**Goal of the exercise**:
Select, from the data, each line where "hold" occurs.

**Provided data**:
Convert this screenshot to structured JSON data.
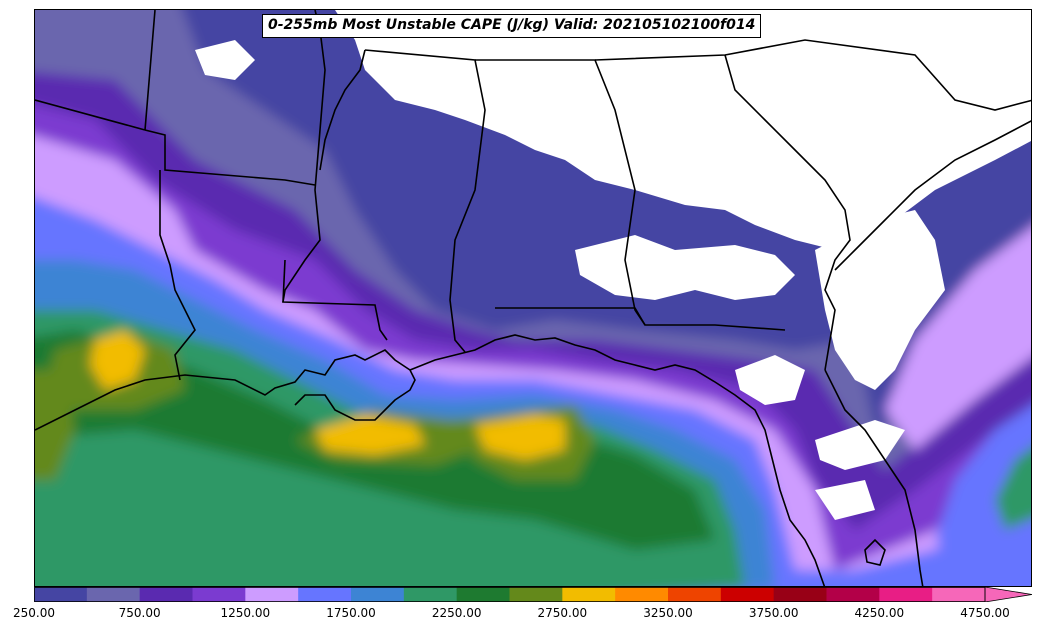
{
  "title": "0-255mb Most Unstable CAPE (J/kg) Valid: 202105102100f014",
  "map": {
    "field": "Most Unstable CAPE",
    "units": "J/kg",
    "region": "US Gulf Coast and Southeast",
    "basemap_features": [
      "state-borders",
      "coastlines"
    ],
    "regions": [
      {
        "name": "gulf-offshore",
        "cape_range": [
          1750,
          2500
        ]
      },
      {
        "name": "louisiana-coast-offshore",
        "cape_range": [
          2750,
          3000
        ]
      },
      {
        "name": "northeast-texas",
        "cape_range": [
          2500,
          3000
        ]
      },
      {
        "name": "southeast-states-north",
        "cape_range": [
          0,
          250
        ]
      },
      {
        "name": "georgia-florida-inland",
        "cape_range": [
          0,
          250
        ]
      },
      {
        "name": "atlantic-offshore",
        "cape_range": [
          1000,
          2000
        ]
      }
    ]
  },
  "colorbar": {
    "levels": [
      250,
      500,
      750,
      1000,
      1250,
      1500,
      1750,
      2000,
      2250,
      2500,
      2750,
      3000,
      3250,
      3500,
      3750,
      4000,
      4250,
      4500,
      4750
    ],
    "colors": [
      "#4545a3",
      "#6a66ae",
      "#5a2ab0",
      "#7b3bd0",
      "#cd9cff",
      "#6675ff",
      "#3d84d4",
      "#2f9866",
      "#1e7a30",
      "#64891b",
      "#f2bc00",
      "#ff8a00",
      "#ee4400",
      "#cc0000",
      "#980016",
      "#b30048",
      "#e81e85",
      "#f667b9"
    ],
    "extend": "max",
    "tick_labels": [
      "250.00",
      "750.00",
      "1250.00",
      "1750.00",
      "2250.00",
      "2750.00",
      "3250.00",
      "3750.00",
      "4250.00",
      "4750.00"
    ]
  }
}
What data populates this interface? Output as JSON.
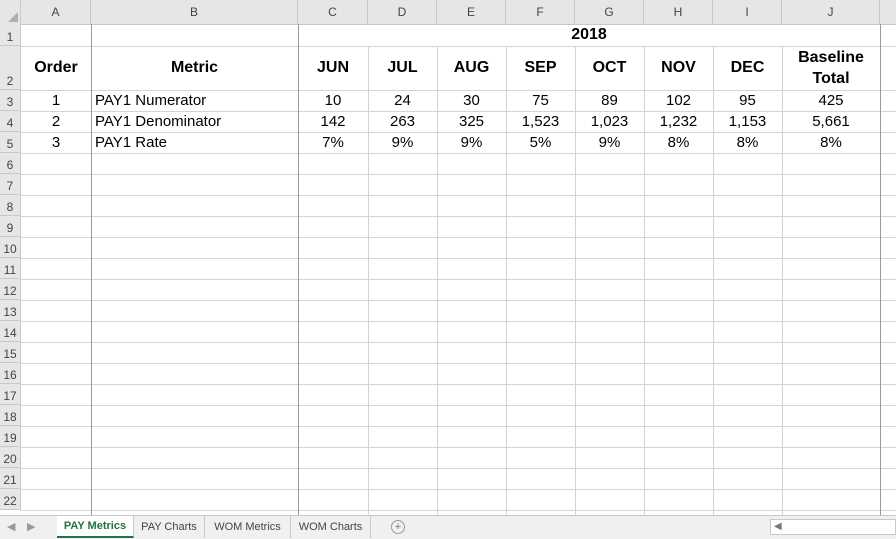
{
  "columns": [
    "A",
    "B",
    "C",
    "D",
    "E",
    "F",
    "G",
    "H",
    "I",
    "J"
  ],
  "rows": [
    "1",
    "2",
    "3",
    "4",
    "5",
    "6",
    "7",
    "8",
    "9",
    "10",
    "11",
    "12",
    "13",
    "14",
    "15",
    "16",
    "17",
    "18",
    "19",
    "20",
    "21",
    "22"
  ],
  "year_label": "2018",
  "headers": {
    "order": "Order",
    "metric": "Metric",
    "months": [
      "JUN",
      "JUL",
      "AUG",
      "SEP",
      "OCT",
      "NOV",
      "DEC"
    ],
    "baseline_line1": "Baseline",
    "baseline_line2": "Total"
  },
  "data_rows": [
    {
      "order": "1",
      "metric": "PAY1 Numerator",
      "values": [
        "10",
        "24",
        "30",
        "75",
        "89",
        "102",
        "95"
      ],
      "total": "425"
    },
    {
      "order": "2",
      "metric": "PAY1 Denominator",
      "values": [
        "142",
        "263",
        "325",
        "1,523",
        "1,023",
        "1,232",
        "1,153"
      ],
      "total": "5,661"
    },
    {
      "order": "3",
      "metric": "PAY1 Rate",
      "values": [
        "7%",
        "9%",
        "9%",
        "5%",
        "9%",
        "8%",
        "8%"
      ],
      "total": "8%"
    }
  ],
  "tabs": [
    "PAY Metrics",
    "PAY Charts",
    "WOM Metrics",
    "WOM Charts"
  ],
  "active_tab": "PAY Metrics",
  "add_sheet_symbol": "+",
  "accent_color": "#217346"
}
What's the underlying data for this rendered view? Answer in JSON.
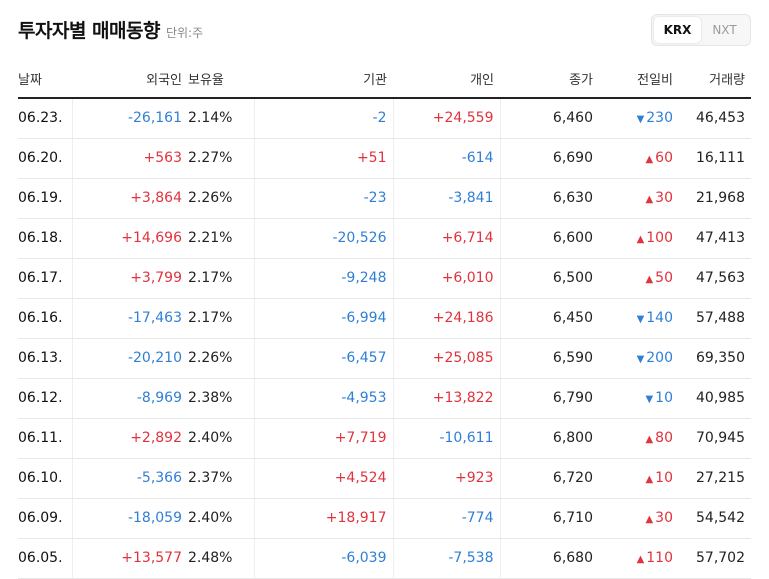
{
  "title": "투자자별 매매동향",
  "unit": "단위:주",
  "market_tabs": [
    {
      "label": "KRX",
      "active": true
    },
    {
      "label": "NXT",
      "active": false
    }
  ],
  "columns": [
    "날짜",
    "외국인",
    "보유율",
    "기관",
    "개인",
    "종가",
    "전일비",
    "거래량"
  ],
  "colors": {
    "up": "#e0333d",
    "down": "#2f7fd6"
  },
  "rows": [
    {
      "date": "06.23.",
      "foreign": "-26,161",
      "foreign_dir": "down",
      "hold": "2.14%",
      "inst": "-2",
      "inst_dir": "down",
      "indiv": "+24,559",
      "indiv_dir": "up",
      "close": "6,460",
      "chg": "230",
      "chg_dir": "down",
      "volume": "46,453"
    },
    {
      "date": "06.20.",
      "foreign": "+563",
      "foreign_dir": "up",
      "hold": "2.27%",
      "inst": "+51",
      "inst_dir": "up",
      "indiv": "-614",
      "indiv_dir": "down",
      "close": "6,690",
      "chg": "60",
      "chg_dir": "up",
      "volume": "16,111"
    },
    {
      "date": "06.19.",
      "foreign": "+3,864",
      "foreign_dir": "up",
      "hold": "2.26%",
      "inst": "-23",
      "inst_dir": "down",
      "indiv": "-3,841",
      "indiv_dir": "down",
      "close": "6,630",
      "chg": "30",
      "chg_dir": "up",
      "volume": "21,968"
    },
    {
      "date": "06.18.",
      "foreign": "+14,696",
      "foreign_dir": "up",
      "hold": "2.21%",
      "inst": "-20,526",
      "inst_dir": "down",
      "indiv": "+6,714",
      "indiv_dir": "up",
      "close": "6,600",
      "chg": "100",
      "chg_dir": "up",
      "volume": "47,413"
    },
    {
      "date": "06.17.",
      "foreign": "+3,799",
      "foreign_dir": "up",
      "hold": "2.17%",
      "inst": "-9,248",
      "inst_dir": "down",
      "indiv": "+6,010",
      "indiv_dir": "up",
      "close": "6,500",
      "chg": "50",
      "chg_dir": "up",
      "volume": "47,563"
    },
    {
      "date": "06.16.",
      "foreign": "-17,463",
      "foreign_dir": "down",
      "hold": "2.17%",
      "inst": "-6,994",
      "inst_dir": "down",
      "indiv": "+24,186",
      "indiv_dir": "up",
      "close": "6,450",
      "chg": "140",
      "chg_dir": "down",
      "volume": "57,488"
    },
    {
      "date": "06.13.",
      "foreign": "-20,210",
      "foreign_dir": "down",
      "hold": "2.26%",
      "inst": "-6,457",
      "inst_dir": "down",
      "indiv": "+25,085",
      "indiv_dir": "up",
      "close": "6,590",
      "chg": "200",
      "chg_dir": "down",
      "volume": "69,350"
    },
    {
      "date": "06.12.",
      "foreign": "-8,969",
      "foreign_dir": "down",
      "hold": "2.38%",
      "inst": "-4,953",
      "inst_dir": "down",
      "indiv": "+13,822",
      "indiv_dir": "up",
      "close": "6,790",
      "chg": "10",
      "chg_dir": "down",
      "volume": "40,985"
    },
    {
      "date": "06.11.",
      "foreign": "+2,892",
      "foreign_dir": "up",
      "hold": "2.40%",
      "inst": "+7,719",
      "inst_dir": "up",
      "indiv": "-10,611",
      "indiv_dir": "down",
      "close": "6,800",
      "chg": "80",
      "chg_dir": "up",
      "volume": "70,945"
    },
    {
      "date": "06.10.",
      "foreign": "-5,366",
      "foreign_dir": "down",
      "hold": "2.37%",
      "inst": "+4,524",
      "inst_dir": "up",
      "indiv": "+923",
      "indiv_dir": "up",
      "close": "6,720",
      "chg": "10",
      "chg_dir": "up",
      "volume": "27,215"
    },
    {
      "date": "06.09.",
      "foreign": "-18,059",
      "foreign_dir": "down",
      "hold": "2.40%",
      "inst": "+18,917",
      "inst_dir": "up",
      "indiv": "-774",
      "indiv_dir": "down",
      "close": "6,710",
      "chg": "30",
      "chg_dir": "up",
      "volume": "54,542"
    },
    {
      "date": "06.05.",
      "foreign": "+13,577",
      "foreign_dir": "up",
      "hold": "2.48%",
      "inst": "-6,039",
      "inst_dir": "down",
      "indiv": "-7,538",
      "indiv_dir": "down",
      "close": "6,680",
      "chg": "110",
      "chg_dir": "up",
      "volume": "57,702"
    }
  ]
}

**Final answer**:
      "hold": "2.14%",
      "hold": "2.27%",
      "hold": "2.26%",
      "hold": "2.21%",
      "hold": "2.17%",
      "hold": "2.17%",
      "hold": "2.26%",
      "hold": "2.38%",
      "hold": "2.40%",
      "hold": "2.37%",
      "hold": "2.40%",
      "hold": "2.48%",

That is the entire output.